[Saved entries]
=======
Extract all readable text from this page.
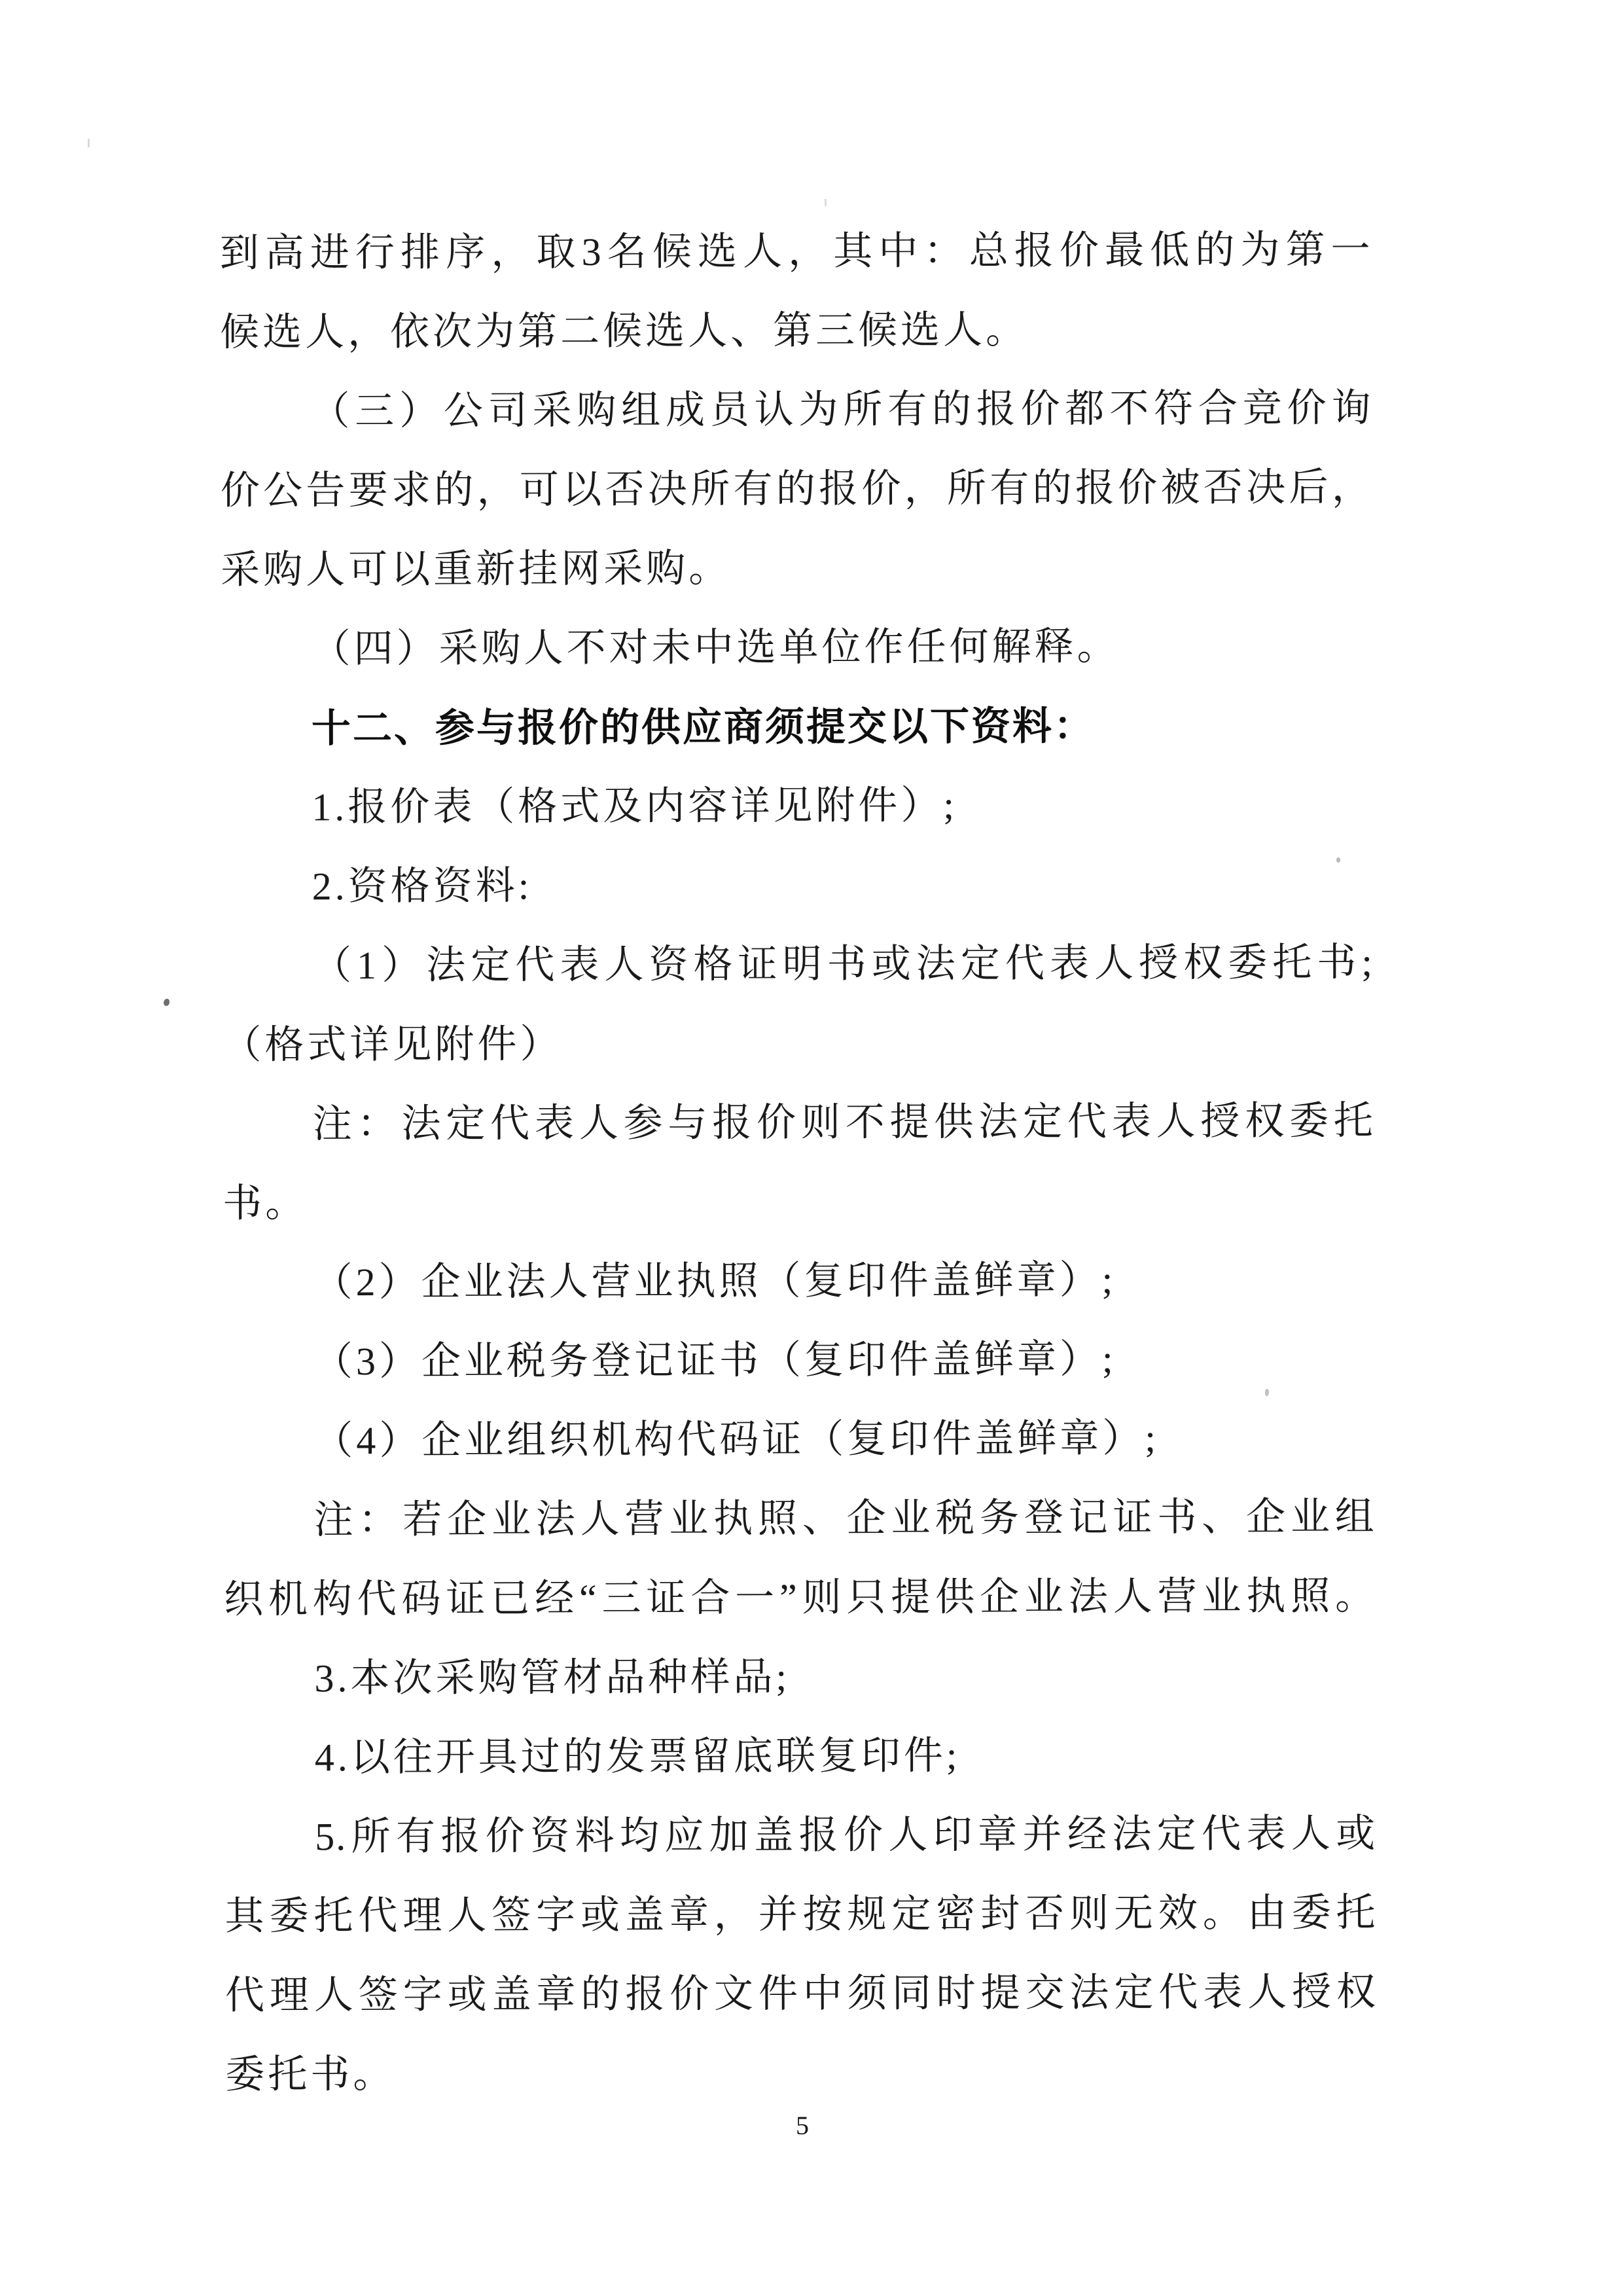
到高进行排序，取3名候选人，其中：总报价最低的为第一
候选人，依次为第二候选人、第三候选人。
（三）公司采购组成员认为所有的报价都不符合竞价询
价公告要求的，可以否决所有的报价，所有的报价被否决后，
采购人可以重新挂网采购。
（四）采购人不对未中选单位作任何解释。
十二、参与报价的供应商须提交以下资料：
1.报价表（格式及内容详见附件）;
2.资格资料:
（1）法定代表人资格证明书或法定代表人授权委托书;
（格式详见附件）
注：法定代表人参与报价则不提供法定代表人授权委托
书。
（2）企业法人营业执照（复印件盖鲜章）;
（3）企业税务登记证书（复印件盖鲜章）;
（4）企业组织机构代码证（复印件盖鲜章）;
注：若企业法人营业执照、企业税务登记证书、企业组
织机构代码证已经“三证合一”则只提供企业法人营业执照。
3.本次采购管材品种样品;
4.以往开具过的发票留底联复印件;
5.所有报价资料均应加盖报价人印章并经法定代表人或
其委托代理人签字或盖章，并按规定密封否则无效。由委托
代理人签字或盖章的报价文件中须同时提交法定代表人授权
委托书。
5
=======
What is being asked: Write out all the records again, exactly, minus any pictures.

Exercise solution:
Extract all readable text from this page.
到高进行排序，取3名候选人，其中：总报价最低的为第一
候选人，依次为第二候选人、第三候选人。
（三）公司采购组成员认为所有的报价都不符合竞价询
价公告要求的，可以否决所有的报价，所有的报价被否决后，
采购人可以重新挂网采购。
（四）采购人不对未中选单位作任何解释。
十二、参与报价的供应商须提交以下资料：
1.报价表（格式及内容详见附件）;
2.资格资料:
（1）法定代表人资格证明书或法定代表人授权委托书;
（格式详见附件）
注：法定代表人参与报价则不提供法定代表人授权委托
书。
（2）企业法人营业执照（复印件盖鲜章）;
（3）企业税务登记证书（复印件盖鲜章）;
（4）企业组织机构代码证（复印件盖鲜章）;
注：若企业法人营业执照、企业税务登记证书、企业组
织机构代码证已经“三证合一”则只提供企业法人营业执照。
3.本次采购管材品种样品;
4.以往开具过的发票留底联复印件;
5.所有报价资料均应加盖报价人印章并经法定代表人或
其委托代理人签字或盖章，并按规定密封否则无效。由委托
代理人签字或盖章的报价文件中须同时提交法定代表人授权
委托书。
5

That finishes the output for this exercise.